WRITTEN EXERCISE: Give the number of lines that contain the string "致敬每一位奋战在抗", and nothing else.

(Excerpt from a dataset)
◆ ◆ ◆ ◆

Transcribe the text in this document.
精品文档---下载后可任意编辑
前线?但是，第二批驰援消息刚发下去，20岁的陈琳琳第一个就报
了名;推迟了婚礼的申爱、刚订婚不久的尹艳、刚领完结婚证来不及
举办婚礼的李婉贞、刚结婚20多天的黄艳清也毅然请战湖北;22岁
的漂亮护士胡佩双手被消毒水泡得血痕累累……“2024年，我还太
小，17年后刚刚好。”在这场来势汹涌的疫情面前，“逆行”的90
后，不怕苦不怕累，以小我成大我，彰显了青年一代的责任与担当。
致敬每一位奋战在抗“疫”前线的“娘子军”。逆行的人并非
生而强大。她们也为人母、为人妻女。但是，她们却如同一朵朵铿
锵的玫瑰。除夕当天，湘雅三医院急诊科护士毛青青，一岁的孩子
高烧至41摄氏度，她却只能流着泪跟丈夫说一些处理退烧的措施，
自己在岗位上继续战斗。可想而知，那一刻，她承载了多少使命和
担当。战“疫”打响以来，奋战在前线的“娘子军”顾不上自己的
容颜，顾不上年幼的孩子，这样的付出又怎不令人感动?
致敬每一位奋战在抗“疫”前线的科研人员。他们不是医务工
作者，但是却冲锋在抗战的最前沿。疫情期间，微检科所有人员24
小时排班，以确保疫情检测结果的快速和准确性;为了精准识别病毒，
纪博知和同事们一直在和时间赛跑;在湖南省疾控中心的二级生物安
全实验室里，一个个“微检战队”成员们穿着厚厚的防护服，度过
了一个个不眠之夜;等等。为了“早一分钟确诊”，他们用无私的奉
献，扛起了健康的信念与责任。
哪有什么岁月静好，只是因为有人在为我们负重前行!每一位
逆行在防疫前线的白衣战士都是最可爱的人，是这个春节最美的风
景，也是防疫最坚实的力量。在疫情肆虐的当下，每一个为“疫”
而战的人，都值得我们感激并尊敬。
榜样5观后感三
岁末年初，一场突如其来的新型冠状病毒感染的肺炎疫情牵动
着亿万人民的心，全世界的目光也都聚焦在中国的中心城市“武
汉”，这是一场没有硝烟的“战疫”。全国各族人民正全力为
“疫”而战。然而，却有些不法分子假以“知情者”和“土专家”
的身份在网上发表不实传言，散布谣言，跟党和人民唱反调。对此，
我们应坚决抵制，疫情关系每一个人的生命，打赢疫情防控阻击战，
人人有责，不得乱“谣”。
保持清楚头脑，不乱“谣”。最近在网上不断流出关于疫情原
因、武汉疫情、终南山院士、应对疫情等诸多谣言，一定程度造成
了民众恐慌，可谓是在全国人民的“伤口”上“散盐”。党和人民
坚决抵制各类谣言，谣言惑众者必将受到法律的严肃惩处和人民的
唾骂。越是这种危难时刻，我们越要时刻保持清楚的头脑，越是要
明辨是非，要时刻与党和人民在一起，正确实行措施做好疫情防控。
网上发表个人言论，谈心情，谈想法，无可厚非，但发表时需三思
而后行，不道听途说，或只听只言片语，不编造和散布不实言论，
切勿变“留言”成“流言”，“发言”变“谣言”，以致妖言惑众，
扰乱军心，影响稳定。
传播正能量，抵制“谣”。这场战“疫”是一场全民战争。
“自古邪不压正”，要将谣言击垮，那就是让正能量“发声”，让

◆ ◆ ◆ ◆

EXERCISE ANSWER: 2